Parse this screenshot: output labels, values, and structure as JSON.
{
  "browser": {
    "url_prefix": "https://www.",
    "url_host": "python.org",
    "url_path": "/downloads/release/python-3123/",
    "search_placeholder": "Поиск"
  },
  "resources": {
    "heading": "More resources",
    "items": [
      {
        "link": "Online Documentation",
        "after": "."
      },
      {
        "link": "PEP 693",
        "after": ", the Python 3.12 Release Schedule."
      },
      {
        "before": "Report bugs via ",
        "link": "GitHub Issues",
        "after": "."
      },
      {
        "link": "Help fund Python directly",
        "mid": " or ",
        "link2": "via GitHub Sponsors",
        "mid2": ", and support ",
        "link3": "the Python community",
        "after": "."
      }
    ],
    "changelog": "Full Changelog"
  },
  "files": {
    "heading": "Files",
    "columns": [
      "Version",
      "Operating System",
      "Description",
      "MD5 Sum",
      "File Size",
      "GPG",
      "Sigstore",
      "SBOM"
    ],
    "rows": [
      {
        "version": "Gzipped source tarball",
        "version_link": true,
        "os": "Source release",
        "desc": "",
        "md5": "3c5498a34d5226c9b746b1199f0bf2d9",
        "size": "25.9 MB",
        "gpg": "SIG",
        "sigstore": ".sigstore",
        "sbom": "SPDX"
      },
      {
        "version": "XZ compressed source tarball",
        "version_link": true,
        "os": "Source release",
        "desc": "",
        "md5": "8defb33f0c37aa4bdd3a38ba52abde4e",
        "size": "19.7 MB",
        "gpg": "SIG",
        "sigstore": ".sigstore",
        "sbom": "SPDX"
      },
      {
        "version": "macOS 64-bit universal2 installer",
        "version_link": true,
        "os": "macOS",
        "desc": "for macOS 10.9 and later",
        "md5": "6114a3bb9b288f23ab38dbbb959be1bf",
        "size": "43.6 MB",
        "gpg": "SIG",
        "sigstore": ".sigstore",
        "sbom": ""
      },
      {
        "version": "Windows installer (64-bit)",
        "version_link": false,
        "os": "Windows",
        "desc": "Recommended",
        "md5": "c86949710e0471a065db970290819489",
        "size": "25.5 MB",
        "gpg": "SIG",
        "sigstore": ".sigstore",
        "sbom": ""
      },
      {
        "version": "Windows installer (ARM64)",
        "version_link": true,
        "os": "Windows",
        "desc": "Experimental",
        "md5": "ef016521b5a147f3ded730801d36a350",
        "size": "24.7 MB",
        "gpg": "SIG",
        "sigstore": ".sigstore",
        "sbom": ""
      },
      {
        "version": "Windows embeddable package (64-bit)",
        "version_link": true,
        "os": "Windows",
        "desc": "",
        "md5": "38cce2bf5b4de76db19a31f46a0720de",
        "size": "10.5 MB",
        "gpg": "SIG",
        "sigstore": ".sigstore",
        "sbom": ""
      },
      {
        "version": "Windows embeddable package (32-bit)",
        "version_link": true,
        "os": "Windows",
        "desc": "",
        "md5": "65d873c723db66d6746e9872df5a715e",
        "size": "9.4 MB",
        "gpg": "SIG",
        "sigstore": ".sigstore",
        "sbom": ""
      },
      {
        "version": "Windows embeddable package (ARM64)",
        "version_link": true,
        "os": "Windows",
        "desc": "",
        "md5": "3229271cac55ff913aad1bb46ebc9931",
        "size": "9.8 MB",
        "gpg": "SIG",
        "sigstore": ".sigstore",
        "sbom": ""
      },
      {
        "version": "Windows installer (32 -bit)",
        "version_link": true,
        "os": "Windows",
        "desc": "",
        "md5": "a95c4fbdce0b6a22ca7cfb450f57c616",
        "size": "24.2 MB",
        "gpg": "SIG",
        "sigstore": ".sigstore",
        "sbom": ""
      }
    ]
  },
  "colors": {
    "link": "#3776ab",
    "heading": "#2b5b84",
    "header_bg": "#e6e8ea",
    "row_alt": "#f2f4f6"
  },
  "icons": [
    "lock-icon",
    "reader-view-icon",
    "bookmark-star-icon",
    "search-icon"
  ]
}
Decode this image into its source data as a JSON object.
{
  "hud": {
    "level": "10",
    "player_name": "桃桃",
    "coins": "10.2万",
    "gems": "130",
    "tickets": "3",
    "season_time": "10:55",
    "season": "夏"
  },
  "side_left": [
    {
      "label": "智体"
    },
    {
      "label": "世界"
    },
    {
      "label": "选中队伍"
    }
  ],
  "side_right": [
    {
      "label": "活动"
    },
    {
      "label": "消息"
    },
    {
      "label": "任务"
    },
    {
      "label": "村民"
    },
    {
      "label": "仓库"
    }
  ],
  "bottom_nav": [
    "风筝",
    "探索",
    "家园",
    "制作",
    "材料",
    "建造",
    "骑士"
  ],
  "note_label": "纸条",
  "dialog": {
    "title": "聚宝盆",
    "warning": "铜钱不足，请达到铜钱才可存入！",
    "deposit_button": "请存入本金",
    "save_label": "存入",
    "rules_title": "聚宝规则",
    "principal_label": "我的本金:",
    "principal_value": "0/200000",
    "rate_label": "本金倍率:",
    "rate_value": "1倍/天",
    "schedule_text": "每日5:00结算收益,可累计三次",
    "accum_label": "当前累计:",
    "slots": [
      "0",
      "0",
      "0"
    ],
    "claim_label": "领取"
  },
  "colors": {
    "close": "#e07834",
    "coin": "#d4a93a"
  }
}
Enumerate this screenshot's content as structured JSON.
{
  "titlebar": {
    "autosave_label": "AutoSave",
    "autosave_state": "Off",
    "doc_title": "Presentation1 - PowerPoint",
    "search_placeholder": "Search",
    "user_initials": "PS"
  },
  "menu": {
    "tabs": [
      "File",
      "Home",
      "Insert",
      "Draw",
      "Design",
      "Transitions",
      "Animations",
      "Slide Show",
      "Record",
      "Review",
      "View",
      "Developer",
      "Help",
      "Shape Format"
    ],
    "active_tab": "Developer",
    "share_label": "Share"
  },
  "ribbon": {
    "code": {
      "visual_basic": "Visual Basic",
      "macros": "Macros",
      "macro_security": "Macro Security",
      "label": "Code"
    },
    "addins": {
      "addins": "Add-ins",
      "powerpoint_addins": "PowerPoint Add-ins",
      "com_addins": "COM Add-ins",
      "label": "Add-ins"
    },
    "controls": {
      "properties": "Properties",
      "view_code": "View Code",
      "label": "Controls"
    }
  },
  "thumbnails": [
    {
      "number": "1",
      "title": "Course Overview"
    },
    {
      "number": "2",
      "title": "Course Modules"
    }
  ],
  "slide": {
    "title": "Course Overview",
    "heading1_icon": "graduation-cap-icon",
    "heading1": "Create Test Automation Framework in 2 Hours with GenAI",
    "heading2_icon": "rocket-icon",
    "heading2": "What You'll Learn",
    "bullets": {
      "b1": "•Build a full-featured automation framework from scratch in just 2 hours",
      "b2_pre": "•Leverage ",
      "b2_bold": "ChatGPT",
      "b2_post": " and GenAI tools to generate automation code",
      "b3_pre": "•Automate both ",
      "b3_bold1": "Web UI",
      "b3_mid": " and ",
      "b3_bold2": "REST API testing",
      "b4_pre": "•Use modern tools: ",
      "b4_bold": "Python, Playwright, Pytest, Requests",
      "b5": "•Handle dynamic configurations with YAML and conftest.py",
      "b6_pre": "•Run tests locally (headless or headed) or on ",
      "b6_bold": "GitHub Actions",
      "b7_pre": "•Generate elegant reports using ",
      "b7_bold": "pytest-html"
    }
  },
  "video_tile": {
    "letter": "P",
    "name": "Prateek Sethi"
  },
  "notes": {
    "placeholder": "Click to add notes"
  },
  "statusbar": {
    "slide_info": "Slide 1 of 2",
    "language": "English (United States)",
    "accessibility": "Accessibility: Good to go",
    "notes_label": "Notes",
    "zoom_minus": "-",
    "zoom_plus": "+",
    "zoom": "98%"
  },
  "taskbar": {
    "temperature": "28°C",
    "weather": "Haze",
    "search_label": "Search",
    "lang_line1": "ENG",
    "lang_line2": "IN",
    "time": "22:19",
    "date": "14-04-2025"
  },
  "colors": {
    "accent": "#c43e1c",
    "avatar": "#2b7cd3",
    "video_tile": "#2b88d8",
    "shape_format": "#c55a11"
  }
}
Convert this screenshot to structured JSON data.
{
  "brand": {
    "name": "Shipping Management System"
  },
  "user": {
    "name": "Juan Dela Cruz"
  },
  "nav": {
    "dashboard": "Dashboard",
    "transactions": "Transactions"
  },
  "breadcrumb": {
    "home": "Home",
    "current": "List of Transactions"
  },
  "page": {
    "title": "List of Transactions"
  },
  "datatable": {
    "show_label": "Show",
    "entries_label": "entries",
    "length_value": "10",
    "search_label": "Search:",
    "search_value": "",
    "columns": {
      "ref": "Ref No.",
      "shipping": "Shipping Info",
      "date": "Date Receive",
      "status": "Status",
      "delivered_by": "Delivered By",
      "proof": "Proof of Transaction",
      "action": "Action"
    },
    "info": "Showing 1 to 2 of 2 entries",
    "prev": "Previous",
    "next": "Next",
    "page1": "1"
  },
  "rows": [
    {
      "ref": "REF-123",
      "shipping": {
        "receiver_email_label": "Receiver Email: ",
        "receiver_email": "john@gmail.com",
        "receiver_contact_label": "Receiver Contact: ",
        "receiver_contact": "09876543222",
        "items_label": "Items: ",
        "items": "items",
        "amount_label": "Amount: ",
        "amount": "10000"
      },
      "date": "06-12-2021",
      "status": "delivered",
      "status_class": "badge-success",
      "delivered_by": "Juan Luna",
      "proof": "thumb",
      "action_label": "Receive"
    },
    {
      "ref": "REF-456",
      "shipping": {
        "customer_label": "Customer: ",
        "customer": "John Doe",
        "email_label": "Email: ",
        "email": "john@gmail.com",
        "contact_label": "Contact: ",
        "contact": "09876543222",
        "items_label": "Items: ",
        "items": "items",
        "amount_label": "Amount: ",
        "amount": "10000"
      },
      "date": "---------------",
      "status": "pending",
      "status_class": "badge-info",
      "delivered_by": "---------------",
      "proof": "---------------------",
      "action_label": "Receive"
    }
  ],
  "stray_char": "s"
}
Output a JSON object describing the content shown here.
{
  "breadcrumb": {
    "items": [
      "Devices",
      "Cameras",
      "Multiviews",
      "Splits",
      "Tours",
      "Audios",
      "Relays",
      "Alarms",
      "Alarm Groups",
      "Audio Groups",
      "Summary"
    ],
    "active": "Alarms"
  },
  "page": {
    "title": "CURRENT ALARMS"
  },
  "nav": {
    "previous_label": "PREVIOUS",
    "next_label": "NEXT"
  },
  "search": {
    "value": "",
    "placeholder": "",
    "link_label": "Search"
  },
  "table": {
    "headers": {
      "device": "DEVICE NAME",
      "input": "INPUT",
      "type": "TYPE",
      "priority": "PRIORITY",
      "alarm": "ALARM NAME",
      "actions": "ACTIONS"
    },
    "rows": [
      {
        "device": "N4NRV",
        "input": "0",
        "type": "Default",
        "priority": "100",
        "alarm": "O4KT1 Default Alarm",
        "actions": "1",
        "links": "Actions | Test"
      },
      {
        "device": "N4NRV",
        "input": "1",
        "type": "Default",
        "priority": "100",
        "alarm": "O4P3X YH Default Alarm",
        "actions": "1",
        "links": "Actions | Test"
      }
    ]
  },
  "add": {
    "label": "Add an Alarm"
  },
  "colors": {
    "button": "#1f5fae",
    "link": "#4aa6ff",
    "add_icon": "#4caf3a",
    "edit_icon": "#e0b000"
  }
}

************

### Given problem
Lines containing the word "tools" are to be counted in the listing; state their number alone.

### Task output
2